**** Exercise data
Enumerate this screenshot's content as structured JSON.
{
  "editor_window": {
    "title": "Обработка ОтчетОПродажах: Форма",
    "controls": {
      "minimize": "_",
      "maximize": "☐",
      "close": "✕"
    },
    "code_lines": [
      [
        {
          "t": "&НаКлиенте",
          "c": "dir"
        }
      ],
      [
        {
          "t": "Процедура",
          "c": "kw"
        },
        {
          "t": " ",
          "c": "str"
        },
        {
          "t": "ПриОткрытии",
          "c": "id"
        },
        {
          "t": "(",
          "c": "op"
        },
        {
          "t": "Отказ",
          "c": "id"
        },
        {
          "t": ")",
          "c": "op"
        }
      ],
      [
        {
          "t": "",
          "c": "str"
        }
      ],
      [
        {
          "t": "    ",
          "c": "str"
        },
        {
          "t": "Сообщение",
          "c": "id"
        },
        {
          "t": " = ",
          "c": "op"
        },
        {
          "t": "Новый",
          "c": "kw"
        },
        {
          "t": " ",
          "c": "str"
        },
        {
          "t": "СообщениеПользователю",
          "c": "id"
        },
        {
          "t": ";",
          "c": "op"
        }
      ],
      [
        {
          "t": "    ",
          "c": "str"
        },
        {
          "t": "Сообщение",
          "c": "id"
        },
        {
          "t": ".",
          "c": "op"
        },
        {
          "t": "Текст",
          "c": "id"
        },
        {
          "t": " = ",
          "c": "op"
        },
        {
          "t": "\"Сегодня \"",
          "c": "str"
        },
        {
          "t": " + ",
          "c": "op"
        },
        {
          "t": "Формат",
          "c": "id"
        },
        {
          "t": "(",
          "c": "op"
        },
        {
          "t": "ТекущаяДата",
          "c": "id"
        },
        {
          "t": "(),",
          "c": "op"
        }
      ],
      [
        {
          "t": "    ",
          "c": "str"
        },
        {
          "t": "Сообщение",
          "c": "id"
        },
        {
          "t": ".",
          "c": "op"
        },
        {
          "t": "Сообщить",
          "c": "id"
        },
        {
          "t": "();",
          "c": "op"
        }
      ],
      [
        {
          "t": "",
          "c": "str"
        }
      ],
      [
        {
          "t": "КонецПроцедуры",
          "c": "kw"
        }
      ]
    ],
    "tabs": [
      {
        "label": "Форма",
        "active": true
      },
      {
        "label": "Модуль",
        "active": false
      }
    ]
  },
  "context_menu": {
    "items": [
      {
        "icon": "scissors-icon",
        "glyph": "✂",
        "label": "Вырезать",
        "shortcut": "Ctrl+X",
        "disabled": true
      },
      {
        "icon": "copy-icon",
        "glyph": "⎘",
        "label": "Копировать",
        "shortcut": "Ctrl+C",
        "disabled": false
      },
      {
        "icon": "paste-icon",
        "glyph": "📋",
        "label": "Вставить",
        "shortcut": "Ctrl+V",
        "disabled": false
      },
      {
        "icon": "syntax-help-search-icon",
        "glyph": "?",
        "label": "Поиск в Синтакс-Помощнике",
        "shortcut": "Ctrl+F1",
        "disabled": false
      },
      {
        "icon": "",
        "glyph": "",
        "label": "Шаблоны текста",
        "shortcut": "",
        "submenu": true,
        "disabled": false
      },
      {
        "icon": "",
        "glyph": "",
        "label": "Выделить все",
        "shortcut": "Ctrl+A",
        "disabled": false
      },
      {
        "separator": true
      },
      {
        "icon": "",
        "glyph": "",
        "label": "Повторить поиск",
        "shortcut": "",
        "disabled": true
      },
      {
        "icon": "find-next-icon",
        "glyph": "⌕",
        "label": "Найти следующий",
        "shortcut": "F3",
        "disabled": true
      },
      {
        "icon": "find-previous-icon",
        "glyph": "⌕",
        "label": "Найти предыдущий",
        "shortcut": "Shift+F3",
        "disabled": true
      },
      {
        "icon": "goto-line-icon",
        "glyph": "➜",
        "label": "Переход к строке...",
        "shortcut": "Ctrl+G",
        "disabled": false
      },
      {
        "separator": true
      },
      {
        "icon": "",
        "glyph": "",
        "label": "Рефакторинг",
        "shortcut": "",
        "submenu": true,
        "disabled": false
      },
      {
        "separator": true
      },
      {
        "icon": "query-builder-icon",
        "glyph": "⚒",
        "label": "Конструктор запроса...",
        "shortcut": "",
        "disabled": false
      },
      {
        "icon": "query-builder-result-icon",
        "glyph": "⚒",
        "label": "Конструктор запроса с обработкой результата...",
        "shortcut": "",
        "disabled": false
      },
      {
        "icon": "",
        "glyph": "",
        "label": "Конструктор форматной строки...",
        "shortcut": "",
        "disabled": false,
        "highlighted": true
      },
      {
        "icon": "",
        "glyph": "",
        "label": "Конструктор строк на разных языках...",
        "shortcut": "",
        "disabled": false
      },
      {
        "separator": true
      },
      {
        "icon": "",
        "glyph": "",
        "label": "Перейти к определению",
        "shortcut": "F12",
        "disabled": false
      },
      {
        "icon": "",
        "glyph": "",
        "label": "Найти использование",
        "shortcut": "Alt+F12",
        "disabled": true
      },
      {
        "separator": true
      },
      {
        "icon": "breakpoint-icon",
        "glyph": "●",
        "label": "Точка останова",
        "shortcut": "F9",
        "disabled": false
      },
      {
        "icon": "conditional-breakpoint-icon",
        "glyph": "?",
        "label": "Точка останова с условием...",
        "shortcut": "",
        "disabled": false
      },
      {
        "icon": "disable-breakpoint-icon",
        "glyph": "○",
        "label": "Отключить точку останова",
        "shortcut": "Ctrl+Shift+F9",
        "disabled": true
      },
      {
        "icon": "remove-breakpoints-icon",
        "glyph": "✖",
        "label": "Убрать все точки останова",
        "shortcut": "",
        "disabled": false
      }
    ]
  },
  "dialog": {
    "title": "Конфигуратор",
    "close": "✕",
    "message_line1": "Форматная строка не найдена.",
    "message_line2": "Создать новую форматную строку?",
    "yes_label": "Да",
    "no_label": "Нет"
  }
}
********
* **The request**
Report how many lines in the data contain the word "Точка", with no words besides the number.

* **Answer to this task**
2